- _Structured figure records_
++++++++++
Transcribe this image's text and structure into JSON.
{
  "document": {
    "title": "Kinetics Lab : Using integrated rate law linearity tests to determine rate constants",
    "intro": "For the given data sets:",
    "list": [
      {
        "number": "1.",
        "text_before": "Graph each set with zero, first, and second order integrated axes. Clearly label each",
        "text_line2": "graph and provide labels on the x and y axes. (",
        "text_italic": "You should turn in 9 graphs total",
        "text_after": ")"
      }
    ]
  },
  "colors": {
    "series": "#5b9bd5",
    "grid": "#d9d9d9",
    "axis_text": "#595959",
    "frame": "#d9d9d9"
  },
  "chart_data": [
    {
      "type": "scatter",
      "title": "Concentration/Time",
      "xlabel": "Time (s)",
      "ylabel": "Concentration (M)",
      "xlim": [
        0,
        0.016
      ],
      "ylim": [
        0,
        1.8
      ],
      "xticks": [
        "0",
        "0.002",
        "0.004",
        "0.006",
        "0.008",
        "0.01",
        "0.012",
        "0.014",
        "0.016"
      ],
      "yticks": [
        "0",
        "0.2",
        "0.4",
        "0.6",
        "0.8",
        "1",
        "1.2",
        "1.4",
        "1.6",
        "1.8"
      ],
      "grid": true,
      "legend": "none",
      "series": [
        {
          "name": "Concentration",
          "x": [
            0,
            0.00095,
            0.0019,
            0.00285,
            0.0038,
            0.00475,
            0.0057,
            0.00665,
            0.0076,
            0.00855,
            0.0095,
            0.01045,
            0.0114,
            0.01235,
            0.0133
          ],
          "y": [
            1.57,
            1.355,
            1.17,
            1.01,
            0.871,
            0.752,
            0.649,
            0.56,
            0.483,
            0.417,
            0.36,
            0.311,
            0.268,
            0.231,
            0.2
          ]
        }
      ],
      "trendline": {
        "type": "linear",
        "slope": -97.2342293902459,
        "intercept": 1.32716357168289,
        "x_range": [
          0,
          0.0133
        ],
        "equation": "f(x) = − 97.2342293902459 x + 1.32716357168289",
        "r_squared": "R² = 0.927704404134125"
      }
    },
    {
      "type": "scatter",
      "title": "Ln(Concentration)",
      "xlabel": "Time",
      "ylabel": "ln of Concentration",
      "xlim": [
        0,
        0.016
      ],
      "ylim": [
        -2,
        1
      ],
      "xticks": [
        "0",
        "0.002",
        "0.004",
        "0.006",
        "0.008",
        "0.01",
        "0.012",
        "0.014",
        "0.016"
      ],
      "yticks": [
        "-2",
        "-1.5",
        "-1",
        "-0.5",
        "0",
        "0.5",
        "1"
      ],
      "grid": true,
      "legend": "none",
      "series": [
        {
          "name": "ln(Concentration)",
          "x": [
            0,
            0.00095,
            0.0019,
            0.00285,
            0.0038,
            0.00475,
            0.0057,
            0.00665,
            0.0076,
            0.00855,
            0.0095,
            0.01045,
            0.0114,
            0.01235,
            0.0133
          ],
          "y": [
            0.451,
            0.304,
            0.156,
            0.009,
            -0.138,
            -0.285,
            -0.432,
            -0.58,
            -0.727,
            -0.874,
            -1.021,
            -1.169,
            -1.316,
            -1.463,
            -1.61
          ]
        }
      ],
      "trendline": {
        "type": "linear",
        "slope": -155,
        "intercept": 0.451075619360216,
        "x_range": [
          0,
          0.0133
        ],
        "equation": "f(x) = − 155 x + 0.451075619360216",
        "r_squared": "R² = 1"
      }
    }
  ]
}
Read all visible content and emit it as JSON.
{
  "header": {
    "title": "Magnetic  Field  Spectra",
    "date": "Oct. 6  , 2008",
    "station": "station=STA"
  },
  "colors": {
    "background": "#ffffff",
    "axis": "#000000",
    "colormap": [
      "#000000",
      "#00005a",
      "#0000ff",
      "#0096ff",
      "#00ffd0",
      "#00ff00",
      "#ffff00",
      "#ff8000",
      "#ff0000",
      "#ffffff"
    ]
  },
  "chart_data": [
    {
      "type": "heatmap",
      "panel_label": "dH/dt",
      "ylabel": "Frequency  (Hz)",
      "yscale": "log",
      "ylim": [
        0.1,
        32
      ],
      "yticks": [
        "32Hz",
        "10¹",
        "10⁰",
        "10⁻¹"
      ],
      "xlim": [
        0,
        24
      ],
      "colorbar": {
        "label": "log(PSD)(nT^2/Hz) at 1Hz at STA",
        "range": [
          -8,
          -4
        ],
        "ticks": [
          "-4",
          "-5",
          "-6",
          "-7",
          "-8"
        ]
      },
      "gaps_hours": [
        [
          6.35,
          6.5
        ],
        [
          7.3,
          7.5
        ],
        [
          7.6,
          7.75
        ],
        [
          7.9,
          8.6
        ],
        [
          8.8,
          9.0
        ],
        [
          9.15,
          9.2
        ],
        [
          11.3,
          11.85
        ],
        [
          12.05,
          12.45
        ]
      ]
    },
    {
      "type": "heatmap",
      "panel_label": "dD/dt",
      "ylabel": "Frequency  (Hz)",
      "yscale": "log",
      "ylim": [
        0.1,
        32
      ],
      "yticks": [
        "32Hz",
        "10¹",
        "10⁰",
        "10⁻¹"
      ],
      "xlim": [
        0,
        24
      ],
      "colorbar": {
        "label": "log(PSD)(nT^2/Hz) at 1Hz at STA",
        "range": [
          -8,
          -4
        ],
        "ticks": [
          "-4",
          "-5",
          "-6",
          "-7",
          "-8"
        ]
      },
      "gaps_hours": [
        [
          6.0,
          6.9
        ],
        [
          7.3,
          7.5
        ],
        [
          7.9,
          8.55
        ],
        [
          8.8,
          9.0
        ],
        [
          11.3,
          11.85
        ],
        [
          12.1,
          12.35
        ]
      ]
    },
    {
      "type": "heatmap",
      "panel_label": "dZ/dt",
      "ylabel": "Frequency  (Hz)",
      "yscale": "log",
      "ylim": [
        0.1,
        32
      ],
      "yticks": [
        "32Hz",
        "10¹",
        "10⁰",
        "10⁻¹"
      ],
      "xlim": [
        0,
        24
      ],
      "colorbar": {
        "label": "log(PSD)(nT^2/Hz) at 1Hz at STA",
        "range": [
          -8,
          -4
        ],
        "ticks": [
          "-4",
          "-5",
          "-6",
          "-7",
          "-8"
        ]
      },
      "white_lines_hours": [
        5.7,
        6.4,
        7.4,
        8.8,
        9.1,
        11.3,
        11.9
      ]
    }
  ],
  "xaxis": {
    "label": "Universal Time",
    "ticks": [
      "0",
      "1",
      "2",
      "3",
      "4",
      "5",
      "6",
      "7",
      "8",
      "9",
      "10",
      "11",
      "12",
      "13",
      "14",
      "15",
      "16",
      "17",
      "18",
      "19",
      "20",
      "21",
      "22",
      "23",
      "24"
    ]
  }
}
++++++++++
- _WHAT TO WORK ON_
Output each entry precisely as given.

- _WRITTEN RESPONSE_
Transcribe this image's text and structure into JSON.
{
  "document": {
    "title": "Kinetics Lab : Using integrated rate law linearity tests to determine rate constants",
    "intro": "For the given data sets:",
    "list": [
      {
        "number": "1.",
        "text_before": "Graph each set with zero, first, and second order integrated axes. Clearly label each",
        "text_line2": "graph and provide labels on the x and y axes. (",
        "text_italic": "You should turn in 9 graphs total",
        "text_after": ")"
      }
    ]
  },
  "colors": {
    "series": "#5b9bd5",
    "grid": "#d9d9d9",
    "axis_text": "#595959",
    "frame": "#d9d9d9"
  },
  "chart_data": [
    {
      "type": "scatter",
      "title": "Concentration/Time",
      "xlabel": "Time (s)",
      "ylabel": "Concentration (M)",
      "xlim": [
        0,
        0.016
      ],
      "ylim": [
        0,
        1.8
      ],
      "xticks": [
        "0",
        "0.002",
        "0.004",
        "0.006",
        "0.008",
        "0.01",
        "0.012",
        "0.014",
        "0.016"
      ],
      "yticks": [
        "0",
        "0.2",
        "0.4",
        "0.6",
        "0.8",
        "1",
        "1.2",
        "1.4",
        "1.6",
        "1.8"
      ],
      "grid": true,
      "legend": "none",
      "series": [
        {
          "name": "Concentration",
          "x": [
            0,
            0.00095,
            0.0019,
            0.00285,
            0.0038,
            0.00475,
            0.0057,
            0.00665,
            0.0076,
            0.00855,
            0.0095,
            0.01045,
            0.0114,
            0.01235,
            0.0133
          ],
          "y": [
            1.57,
            1.355,
            1.17,
            1.01,
            0.871,
            0.752,
            0.649,
            0.56,
            0.483,
            0.417,
            0.36,
            0.311,
            0.268,
            0.231,
            0.2
          ]
        }
      ],
      "trendline": {
        "type": "linear",
        "slope": -97.2342293902459,
        "intercept": 1.32716357168289,
        "x_range": [
          0,
          0.0133
        ],
        "equation": "f(x) = − 97.2342293902459 x + 1.32716357168289",
        "r_squared": "R² = 0.927704404134125"
      }
    },
    {
      "type": "scatter",
      "title": "Ln(Concentration)",
      "xlabel": "Time",
      "ylabel": "ln of Concentration",
      "xlim": [
        0,
        0.016
      ],
      "ylim": [
        -2,
        1
      ],
      "xticks": [
        "0",
        "0.002",
        "0.004",
        "0.006",
        "0.008",
        "0.01",
        "0.012",
        "0.014",
        "0.016"
      ],
      "yticks": [
        "-2",
        "-1.5",
        "-1",
        "-0.5",
        "0",
        "0.5",
        "1"
      ],
      "grid": true,
      "legend": "none",
      "series": [
        {
          "name": "ln(Concentration)",
          "x": [
            0,
            0.00095,
            0.0019,
            0.00285,
            0.0038,
            0.00475,
            0.0057,
            0.00665,
            0.0076,
            0.00855,
            0.0095,
            0.01045,
            0.0114,
            0.01235,
            0.0133
          ],
          "y": [
            0.451,
            0.304,
            0.156,
            0.009,
            -0.138,
            -0.285,
            -0.432,
            -0.58,
            -0.727,
            -0.874,
            -1.021,
            -1.169,
            -1.316,
            -1.463,
            -1.61
          ]
        }
      ],
      "trendline": {
        "type": "linear",
        "slope": -155,
        "intercept": 0.451075619360216,
        "x_range": [
          0,
          0.0133
        ],
        "equation": "f(x) = − 155 x + 0.451075619360216",
        "r_squared": "R² = 1"
      }
    }
  ]
}
Read all visible content and emit it as JSON.
{
  "header": {
    "title": "Magnetic  Field  Spectra",
    "date": "Oct. 6  , 2008",
    "station": "station=STA"
  },
  "colors": {
    "background": "#ffffff",
    "axis": "#000000",
    "colormap": [
      "#000000",
      "#00005a",
      "#0000ff",
      "#0096ff",
      "#00ffd0",
      "#00ff00",
      "#ffff00",
      "#ff8000",
      "#ff0000",
      "#ffffff"
    ]
  },
  "chart_data": [
    {
      "type": "heatmap",
      "panel_label": "dH/dt",
      "ylabel": "Frequency  (Hz)",
      "yscale": "log",
      "ylim": [
        0.1,
        32
      ],
      "yticks": [
        "32Hz",
        "10¹",
        "10⁰",
        "10⁻¹"
      ],
      "xlim": [
        0,
        24
      ],
      "colorbar": {
        "label": "log(PSD)(nT^2/Hz) at 1Hz at STA",
        "range": [
          -8,
          -4
        ],
        "ticks": [
          "-4",
          "-5",
          "-6",
          "-7",
          "-8"
        ]
      },
      "gaps_hours": [
        [
          6.35,
          6.5
        ],
        [
          7.3,
          7.5
        ],
        [
          7.6,
          7.75
        ],
        [
          7.9,
          8.6
        ],
        [
          8.8,
          9.0
        ],
        [
          9.15,
          9.2
        ],
        [
          11.3,
          11.85
        ],
        [
          12.05,
          12.45
        ]
      ]
    },
    {
      "type": "heatmap",
      "panel_label": "dD/dt",
      "ylabel": "Frequency  (Hz)",
      "yscale": "log",
      "ylim": [
        0.1,
        32
      ],
      "yticks": [
        "32Hz",
        "10¹",
        "10⁰",
        "10⁻¹"
      ],
      "xlim": [
        0,
        24
      ],
      "colorbar": {
        "label": "log(PSD)(nT^2/Hz) at 1Hz at STA",
        "range": [
          -8,
          -4
        ],
        "ticks": [
          "-4",
          "-5",
          "-6",
          "-7",
          "-8"
        ]
      },
      "gaps_hours": [
        [
          6.0,
          6.9
        ],
        [
          7.3,
          7.5
        ],
        [
          7.9,
          8.55
        ],
        [
          8.8,
          9.0
        ],
        [
          11.3,
          11.85
        ],
        [
          12.1,
          12.35
        ]
      ]
    },
    {
      "type": "heatmap",
      "panel_label": "dZ/dt",
      "ylabel": "Frequency  (Hz)",
      "yscale": "log",
      "ylim": [
        0.1,
        32
      ],
      "yticks": [
        "32Hz",
        "10¹",
        "10⁰",
        "10⁻¹"
      ],
      "xlim": [
        0,
        24
      ],
      "colorbar": {
        "label": "log(PSD)(nT^2/Hz) at 1Hz at STA",
        "range": [
          -8,
          -4
        ],
        "ticks": [
          "-4",
          "-5",
          "-6",
          "-7",
          "-8"
        ]
      },
      "white_lines_hours": [
        5.7,
        6.4,
        7.4,
        8.8,
        9.1,
        11.3,
        11.9
      ]
    }
  ],
  "xaxis": {
    "label": "Universal Time",
    "ticks": [
      "0",
      "1",
      "2",
      "3",
      "4",
      "5",
      "6",
      "7",
      "8",
      "9",
      "10",
      "11",
      "12",
      "13",
      "14",
      "15",
      "16",
      "17",
      "18",
      "19",
      "20",
      "21",
      "22",
      "23",
      "24"
    ]
  }
}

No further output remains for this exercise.